[start of Material for this exercise]
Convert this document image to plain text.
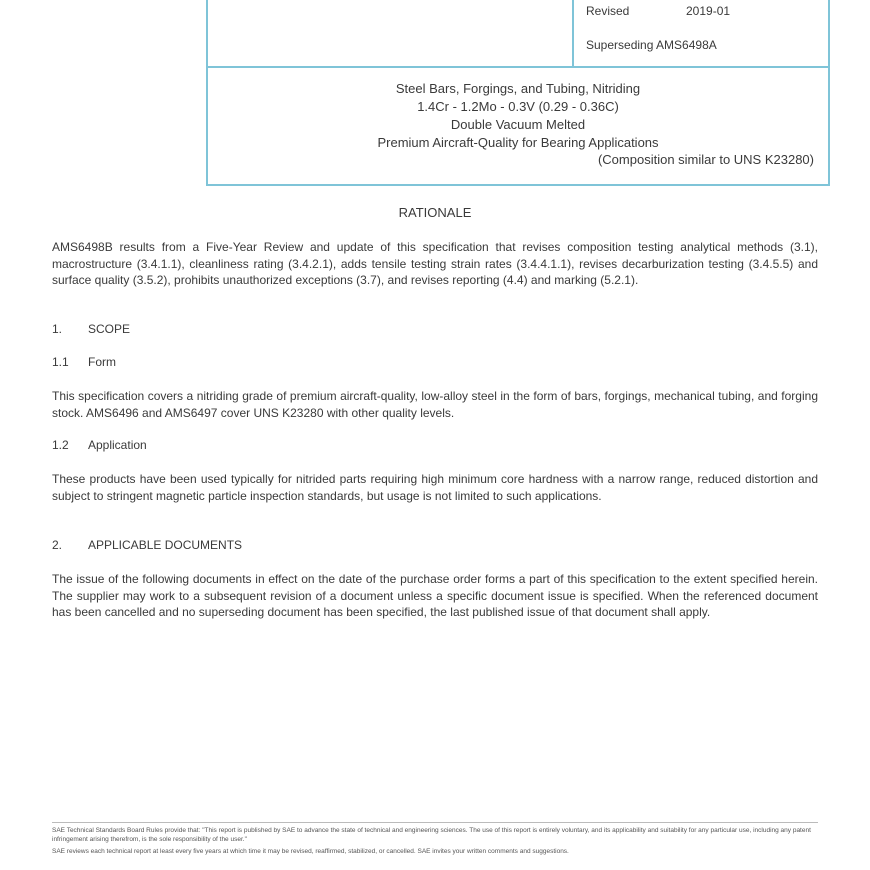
Revised	2019-01
Superseding AMS6498A
Steel Bars, Forgings, and Tubing, Nitriding
1.4Cr - 1.2Mo - 0.3V (0.29 - 0.36C)
Double Vacuum Melted
Premium Aircraft-Quality for Bearing Applications
(Composition similar to UNS K23280)
RATIONALE
AMS6498B results from a Five-Year Review and update of this specification that revises composition testing analytical methods (3.1), macrostructure (3.4.1.1), cleanliness rating (3.4.2.1), adds tensile testing strain rates (3.4.4.1.1), revises decarburization testing (3.4.5.5) and surface quality (3.5.2), prohibits unauthorized exceptions (3.7), and revises reporting (4.4) and marking (5.2.1).
1. SCOPE
1.1 Form
This specification covers a nitriding grade of premium aircraft-quality, low-alloy steel in the form of bars, forgings, mechanical tubing, and forging stock. AMS6496 and AMS6497 cover UNS K23280 with other quality levels.
1.2 Application
These products have been used typically for nitrided parts requiring high minimum core hardness with a narrow range, reduced distortion and subject to stringent magnetic particle inspection standards, but usage is not limited to such applications.
2. APPLICABLE DOCUMENTS
The issue of the following documents in effect on the date of the purchase order forms a part of this specification to the extent specified herein. The supplier may work to a subsequent revision of a document unless a specific document issue is specified. When the referenced document has been cancelled and no superseding document has been specified, the last published issue of that document shall apply.
SAE Technical Standards Board Rules provide that: "This report is published by SAE to advance the state of technical and engineering sciences. The use of this report is entirely voluntary, and its applicability and suitability for any particular use, including any patent infringement arising therefrom, is the sole responsibility of the user."
SAE reviews each technical report at least every five years at which time it may be revised, reaffirmed, stabilized, or cancelled. SAE invites your written comments and suggestions.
[end of Material for this exercise]
_What you need to do:_ Go through the data above and transcribe it in full, omitting any image.

_Answer:_
Convert this document image to plain text.
Revised	2019-01
Superseding AMS6498A
Steel Bars, Forgings, and Tubing, Nitriding
1.4Cr - 1.2Mo - 0.3V (0.29 - 0.36C)
Double Vacuum Melted
Premium Aircraft-Quality for Bearing Applications
(Composition similar to UNS K23280)
RATIONALE
AMS6498B results from a Five-Year Review and update of this specification that revises composition testing analytical methods (3.1), macrostructure (3.4.1.1), cleanliness rating (3.4.2.1), adds tensile testing strain rates (3.4.4.1.1), revises decarburization testing (3.4.5.5) and surface quality (3.5.2), prohibits unauthorized exceptions (3.7), and revises reporting (4.4) and marking (5.2.1).
1. SCOPE
1.1 Form
This specification covers a nitriding grade of premium aircraft-quality, low-alloy steel in the form of bars, forgings, mechanical tubing, and forging stock. AMS6496 and AMS6497 cover UNS K23280 with other quality levels.
1.2 Application
These products have been used typically for nitrided parts requiring high minimum core hardness with a narrow range, reduced distortion and subject to stringent magnetic particle inspection standards, but usage is not limited to such applications.
2. APPLICABLE DOCUMENTS
The issue of the following documents in effect on the date of the purchase order forms a part of this specification to the extent specified herein. The supplier may work to a subsequent revision of a document unless a specific document issue is specified. When the referenced document has been cancelled and no superseding document has been specified, the last published issue of that document shall apply.
SAE Technical Standards Board Rules provide that: "This report is published by SAE to advance the state of technical and engineering sciences. The use of this report is entirely voluntary, and its applicability and suitability for any particular use, including any patent infringement arising therefrom, is the sole responsibility of the user."
SAE reviews each technical report at least every five years at which time it may be revised, reaffirmed, stabilized, or cancelled. SAE invites your written comments and suggestions.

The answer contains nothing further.